### WHAT IS NEEDED
Output the records below without any changes, starting at the first line and ending at the line containing "bar — [1105, 428, 1144, 460]", with both of those lines included.
** Start INPUT DATA **
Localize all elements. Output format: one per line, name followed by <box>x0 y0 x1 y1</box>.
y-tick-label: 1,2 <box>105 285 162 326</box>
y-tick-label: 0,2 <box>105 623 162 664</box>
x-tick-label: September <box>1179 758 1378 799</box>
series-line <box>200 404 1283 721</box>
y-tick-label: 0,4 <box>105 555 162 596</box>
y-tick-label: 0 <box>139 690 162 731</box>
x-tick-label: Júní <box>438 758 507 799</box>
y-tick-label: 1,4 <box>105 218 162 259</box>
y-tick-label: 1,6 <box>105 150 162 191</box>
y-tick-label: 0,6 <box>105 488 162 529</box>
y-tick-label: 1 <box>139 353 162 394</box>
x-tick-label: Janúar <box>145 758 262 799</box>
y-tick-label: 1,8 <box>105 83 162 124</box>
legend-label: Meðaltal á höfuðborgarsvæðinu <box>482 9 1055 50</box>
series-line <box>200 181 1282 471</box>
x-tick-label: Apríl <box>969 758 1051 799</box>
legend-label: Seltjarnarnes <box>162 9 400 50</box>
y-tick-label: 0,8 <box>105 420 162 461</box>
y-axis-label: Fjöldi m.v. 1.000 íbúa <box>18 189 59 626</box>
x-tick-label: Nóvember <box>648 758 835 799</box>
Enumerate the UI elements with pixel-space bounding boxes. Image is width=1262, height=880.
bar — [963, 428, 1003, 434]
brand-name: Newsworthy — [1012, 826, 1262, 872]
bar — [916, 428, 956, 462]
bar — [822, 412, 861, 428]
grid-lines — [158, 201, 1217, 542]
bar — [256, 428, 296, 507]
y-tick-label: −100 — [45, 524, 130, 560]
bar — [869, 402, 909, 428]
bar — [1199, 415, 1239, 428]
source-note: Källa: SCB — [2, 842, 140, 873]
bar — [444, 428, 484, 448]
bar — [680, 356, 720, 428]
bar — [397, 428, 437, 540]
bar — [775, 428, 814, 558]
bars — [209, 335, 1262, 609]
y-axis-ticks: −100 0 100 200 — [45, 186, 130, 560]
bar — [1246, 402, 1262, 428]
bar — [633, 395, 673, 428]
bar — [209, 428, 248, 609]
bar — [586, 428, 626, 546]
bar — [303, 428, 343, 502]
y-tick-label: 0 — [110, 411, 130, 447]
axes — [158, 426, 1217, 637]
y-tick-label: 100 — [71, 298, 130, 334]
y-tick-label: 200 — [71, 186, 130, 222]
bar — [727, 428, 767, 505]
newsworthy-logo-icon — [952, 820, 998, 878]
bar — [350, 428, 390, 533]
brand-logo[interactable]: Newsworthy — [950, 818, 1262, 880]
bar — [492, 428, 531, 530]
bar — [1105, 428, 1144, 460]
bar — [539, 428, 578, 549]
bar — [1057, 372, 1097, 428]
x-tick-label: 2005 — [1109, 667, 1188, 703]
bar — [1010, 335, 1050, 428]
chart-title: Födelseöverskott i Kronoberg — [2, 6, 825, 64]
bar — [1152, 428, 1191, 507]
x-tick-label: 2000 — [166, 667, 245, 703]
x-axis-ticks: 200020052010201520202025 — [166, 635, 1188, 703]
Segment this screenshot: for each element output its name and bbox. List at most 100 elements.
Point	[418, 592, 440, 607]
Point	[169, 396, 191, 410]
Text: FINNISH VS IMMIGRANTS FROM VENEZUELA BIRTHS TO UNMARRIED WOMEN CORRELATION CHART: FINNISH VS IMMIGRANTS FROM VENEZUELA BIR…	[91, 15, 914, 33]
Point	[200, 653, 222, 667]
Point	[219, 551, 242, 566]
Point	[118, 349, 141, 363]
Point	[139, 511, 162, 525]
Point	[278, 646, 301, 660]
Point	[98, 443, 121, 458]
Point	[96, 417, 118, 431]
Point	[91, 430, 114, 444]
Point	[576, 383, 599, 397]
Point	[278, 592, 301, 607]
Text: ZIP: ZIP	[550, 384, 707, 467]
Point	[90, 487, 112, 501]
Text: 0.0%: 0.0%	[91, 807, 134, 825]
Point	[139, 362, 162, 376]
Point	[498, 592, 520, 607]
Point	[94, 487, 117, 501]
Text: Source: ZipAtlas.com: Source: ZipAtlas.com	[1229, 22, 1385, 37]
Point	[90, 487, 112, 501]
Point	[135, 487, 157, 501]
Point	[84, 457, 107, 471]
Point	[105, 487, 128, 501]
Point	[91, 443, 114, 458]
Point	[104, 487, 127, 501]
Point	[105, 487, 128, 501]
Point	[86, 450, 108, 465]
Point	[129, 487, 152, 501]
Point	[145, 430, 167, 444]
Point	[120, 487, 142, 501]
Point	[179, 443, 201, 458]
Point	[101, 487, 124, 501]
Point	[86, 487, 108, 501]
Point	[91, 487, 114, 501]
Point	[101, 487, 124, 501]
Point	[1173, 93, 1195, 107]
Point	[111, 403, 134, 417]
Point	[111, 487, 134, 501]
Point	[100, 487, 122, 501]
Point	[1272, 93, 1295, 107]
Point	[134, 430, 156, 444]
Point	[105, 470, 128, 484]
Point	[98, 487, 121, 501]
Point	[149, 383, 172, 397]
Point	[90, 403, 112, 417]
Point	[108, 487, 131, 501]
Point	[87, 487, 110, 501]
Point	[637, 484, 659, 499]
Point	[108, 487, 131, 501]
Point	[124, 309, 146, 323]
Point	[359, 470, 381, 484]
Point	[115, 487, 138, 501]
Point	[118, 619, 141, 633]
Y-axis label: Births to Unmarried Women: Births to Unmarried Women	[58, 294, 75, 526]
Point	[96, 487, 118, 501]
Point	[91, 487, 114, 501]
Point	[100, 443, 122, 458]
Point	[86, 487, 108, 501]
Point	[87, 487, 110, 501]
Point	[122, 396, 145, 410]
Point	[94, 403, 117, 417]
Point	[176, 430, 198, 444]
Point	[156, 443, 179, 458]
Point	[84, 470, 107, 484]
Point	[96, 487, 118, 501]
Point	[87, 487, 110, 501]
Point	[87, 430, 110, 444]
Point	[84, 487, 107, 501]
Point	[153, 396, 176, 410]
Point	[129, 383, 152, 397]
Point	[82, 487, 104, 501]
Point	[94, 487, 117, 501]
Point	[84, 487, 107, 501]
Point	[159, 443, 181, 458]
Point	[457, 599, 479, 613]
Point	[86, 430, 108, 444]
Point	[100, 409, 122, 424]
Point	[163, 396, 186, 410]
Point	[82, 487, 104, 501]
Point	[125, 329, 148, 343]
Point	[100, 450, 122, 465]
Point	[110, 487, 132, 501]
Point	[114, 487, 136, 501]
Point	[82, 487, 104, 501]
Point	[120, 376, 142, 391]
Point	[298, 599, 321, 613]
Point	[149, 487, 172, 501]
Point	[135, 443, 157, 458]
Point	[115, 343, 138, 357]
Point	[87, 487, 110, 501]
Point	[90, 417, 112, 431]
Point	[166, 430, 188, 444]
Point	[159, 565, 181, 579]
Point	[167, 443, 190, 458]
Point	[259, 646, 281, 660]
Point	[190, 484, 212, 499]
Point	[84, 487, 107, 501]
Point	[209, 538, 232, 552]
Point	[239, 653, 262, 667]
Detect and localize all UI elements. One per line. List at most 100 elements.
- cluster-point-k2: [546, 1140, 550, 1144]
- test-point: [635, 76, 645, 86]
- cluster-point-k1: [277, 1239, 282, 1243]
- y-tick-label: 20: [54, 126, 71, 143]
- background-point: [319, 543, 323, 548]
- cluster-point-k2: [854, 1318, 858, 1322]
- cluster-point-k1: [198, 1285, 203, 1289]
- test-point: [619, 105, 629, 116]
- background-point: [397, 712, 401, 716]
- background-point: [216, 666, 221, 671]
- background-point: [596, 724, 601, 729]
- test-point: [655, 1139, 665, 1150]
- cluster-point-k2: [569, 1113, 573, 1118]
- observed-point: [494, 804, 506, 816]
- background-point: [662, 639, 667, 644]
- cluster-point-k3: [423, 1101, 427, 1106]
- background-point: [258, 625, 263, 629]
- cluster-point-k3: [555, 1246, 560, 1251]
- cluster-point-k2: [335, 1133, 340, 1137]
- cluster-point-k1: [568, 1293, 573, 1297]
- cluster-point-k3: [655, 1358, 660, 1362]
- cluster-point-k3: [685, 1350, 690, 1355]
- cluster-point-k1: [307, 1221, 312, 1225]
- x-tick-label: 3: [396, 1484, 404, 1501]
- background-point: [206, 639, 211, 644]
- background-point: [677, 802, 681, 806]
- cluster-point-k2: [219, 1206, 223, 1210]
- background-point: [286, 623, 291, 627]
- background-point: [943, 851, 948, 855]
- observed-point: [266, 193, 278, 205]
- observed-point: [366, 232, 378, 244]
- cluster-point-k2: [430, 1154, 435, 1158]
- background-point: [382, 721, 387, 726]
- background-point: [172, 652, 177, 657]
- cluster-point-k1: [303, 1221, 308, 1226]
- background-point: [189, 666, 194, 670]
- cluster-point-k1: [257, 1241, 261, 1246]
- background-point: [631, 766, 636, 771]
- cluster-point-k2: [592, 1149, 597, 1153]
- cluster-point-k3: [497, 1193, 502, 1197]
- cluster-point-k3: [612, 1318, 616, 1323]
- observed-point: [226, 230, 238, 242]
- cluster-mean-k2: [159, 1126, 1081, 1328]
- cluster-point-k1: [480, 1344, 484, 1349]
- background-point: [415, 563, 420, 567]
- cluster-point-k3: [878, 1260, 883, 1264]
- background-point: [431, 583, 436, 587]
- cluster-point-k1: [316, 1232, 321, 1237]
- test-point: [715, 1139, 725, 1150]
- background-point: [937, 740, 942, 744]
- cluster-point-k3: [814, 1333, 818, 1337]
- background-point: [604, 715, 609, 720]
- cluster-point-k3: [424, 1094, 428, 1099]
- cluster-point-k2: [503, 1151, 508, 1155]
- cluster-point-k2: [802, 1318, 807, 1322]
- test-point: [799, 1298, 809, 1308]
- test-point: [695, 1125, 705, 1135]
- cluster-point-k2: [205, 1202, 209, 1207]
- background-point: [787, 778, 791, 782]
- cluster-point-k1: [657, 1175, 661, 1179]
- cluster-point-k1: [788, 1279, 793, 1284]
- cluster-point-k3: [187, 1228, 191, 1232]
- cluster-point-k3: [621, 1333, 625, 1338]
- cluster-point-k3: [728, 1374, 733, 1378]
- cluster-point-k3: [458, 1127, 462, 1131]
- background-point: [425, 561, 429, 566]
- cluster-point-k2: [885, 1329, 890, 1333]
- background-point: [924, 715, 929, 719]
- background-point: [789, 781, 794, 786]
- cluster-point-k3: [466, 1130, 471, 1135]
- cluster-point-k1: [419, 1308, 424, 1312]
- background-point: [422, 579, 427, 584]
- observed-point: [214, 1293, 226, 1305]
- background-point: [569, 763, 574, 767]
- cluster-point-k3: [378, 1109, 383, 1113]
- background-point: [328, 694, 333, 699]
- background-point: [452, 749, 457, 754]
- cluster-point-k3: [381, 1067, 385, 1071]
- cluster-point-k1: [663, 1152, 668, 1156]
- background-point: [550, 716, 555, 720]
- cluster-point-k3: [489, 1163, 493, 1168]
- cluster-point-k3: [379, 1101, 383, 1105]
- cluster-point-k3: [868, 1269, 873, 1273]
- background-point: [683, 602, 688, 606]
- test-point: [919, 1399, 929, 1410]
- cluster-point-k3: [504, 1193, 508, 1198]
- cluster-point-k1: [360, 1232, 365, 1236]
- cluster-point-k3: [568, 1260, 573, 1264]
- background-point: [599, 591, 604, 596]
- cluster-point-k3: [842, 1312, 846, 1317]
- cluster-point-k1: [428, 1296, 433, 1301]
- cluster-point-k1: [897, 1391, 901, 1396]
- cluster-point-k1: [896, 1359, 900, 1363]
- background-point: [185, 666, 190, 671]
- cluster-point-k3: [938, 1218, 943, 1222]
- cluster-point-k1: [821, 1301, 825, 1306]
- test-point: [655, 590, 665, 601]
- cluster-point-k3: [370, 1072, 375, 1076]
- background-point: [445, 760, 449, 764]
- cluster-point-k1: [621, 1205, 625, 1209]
** End INPUT DATA **
### TASK SOLUTION
Localize all elements. Output format: one per line, name followed by <box>x0 y0 x1 y1</box>.
y-tick-label: 1,2 <box>105 285 162 326</box>
y-tick-label: 0,2 <box>105 623 162 664</box>
x-tick-label: September <box>1179 758 1378 799</box>
series-line <box>200 404 1283 721</box>
y-tick-label: 0,4 <box>105 555 162 596</box>
y-tick-label: 0 <box>139 690 162 731</box>
x-tick-label: Júní <box>438 758 507 799</box>
y-tick-label: 1,4 <box>105 218 162 259</box>
y-tick-label: 1,6 <box>105 150 162 191</box>
y-tick-label: 0,6 <box>105 488 162 529</box>
y-tick-label: 1 <box>139 353 162 394</box>
x-tick-label: Janúar <box>145 758 262 799</box>
y-tick-label: 1,8 <box>105 83 162 124</box>
legend-label: Meðaltal á höfuðborgarsvæðinu <box>482 9 1055 50</box>
series-line <box>200 181 1282 471</box>
x-tick-label: Apríl <box>969 758 1051 799</box>
legend-label: Seltjarnarnes <box>162 9 400 50</box>
y-tick-label: 0,8 <box>105 420 162 461</box>
y-axis-label: Fjöldi m.v. 1.000 íbúa <box>18 189 59 626</box>
x-tick-label: Nóvember <box>648 758 835 799</box>
Enumerate the UI elements with pixel-space bounding boxes. Image is width=1262, height=880.
bar — [963, 428, 1003, 434]
brand-name: Newsworthy — [1012, 826, 1262, 872]
bar — [916, 428, 956, 462]
bar — [822, 412, 861, 428]
grid-lines — [158, 201, 1217, 542]
bar — [256, 428, 296, 507]
y-tick-label: −100 — [45, 524, 130, 560]
bar — [869, 402, 909, 428]
bar — [1199, 415, 1239, 428]
source-note: Källa: SCB — [2, 842, 140, 873]
bar — [444, 428, 484, 448]
bar — [680, 356, 720, 428]
bar — [397, 428, 437, 540]
bar — [775, 428, 814, 558]
bars — [209, 335, 1262, 609]
y-axis-ticks: −100 0 100 200 — [45, 186, 130, 560]
bar — [1246, 402, 1262, 428]
bar — [633, 395, 673, 428]
bar — [209, 428, 248, 609]
bar — [586, 428, 626, 546]
bar — [303, 428, 343, 502]
y-tick-label: 0 — [110, 411, 130, 447]
axes — [158, 426, 1217, 637]
y-tick-label: 100 — [71, 298, 130, 334]
y-tick-label: 200 — [71, 186, 130, 222]
bar — [727, 428, 767, 505]
newsworthy-logo-icon — [952, 820, 998, 878]
bar — [350, 428, 390, 533]
brand-logo[interactable]: Newsworthy — [950, 818, 1262, 880]
bar — [492, 428, 531, 530]
bar — [1105, 428, 1144, 460]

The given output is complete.